→ **Brief**
Filter the data below, keeping only lines that contain "động".

→ **Entries provided**
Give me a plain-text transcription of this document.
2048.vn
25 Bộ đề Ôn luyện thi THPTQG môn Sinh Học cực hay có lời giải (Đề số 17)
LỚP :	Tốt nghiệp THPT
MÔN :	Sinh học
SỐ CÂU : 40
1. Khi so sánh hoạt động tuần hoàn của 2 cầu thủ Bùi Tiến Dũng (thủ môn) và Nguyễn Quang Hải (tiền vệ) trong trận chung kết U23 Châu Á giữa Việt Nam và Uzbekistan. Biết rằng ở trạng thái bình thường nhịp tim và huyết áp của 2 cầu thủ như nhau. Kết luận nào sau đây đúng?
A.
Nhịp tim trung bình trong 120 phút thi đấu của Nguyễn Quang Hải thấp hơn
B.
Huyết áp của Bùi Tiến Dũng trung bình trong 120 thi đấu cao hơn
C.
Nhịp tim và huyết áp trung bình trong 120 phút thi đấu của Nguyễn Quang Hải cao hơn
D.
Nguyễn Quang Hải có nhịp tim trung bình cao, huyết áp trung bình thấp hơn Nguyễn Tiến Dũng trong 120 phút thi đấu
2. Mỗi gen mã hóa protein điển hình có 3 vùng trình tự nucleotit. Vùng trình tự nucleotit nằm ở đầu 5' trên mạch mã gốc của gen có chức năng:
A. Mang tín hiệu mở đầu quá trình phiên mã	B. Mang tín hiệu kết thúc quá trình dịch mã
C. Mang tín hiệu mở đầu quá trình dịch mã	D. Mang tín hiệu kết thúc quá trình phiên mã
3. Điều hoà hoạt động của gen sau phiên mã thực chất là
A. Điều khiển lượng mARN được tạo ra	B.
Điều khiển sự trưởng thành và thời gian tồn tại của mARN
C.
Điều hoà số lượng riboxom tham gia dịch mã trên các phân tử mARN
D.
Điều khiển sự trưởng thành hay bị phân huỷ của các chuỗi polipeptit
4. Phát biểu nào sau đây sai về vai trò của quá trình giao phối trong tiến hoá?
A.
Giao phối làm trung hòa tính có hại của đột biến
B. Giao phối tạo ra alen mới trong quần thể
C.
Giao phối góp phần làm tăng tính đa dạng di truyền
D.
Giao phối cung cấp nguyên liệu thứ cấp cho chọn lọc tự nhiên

→ **Exercise solution**
1. Khi so sánh hoạt động tuần hoàn của 2 cầu thủ Bùi Tiến Dũng (thủ môn) và Nguyễn Quang Hải (tiền vệ) trong trận chung kết U23 Châu Á giữa Việt Nam và Uzbekistan. Biết rằng ở trạng thái bình thường nhịp tim và huyết áp của 2 cầu thủ như nhau. Kết luận nào sau đây đúng?
3. Điều hoà hoạt động của gen sau phiên mã thực chất là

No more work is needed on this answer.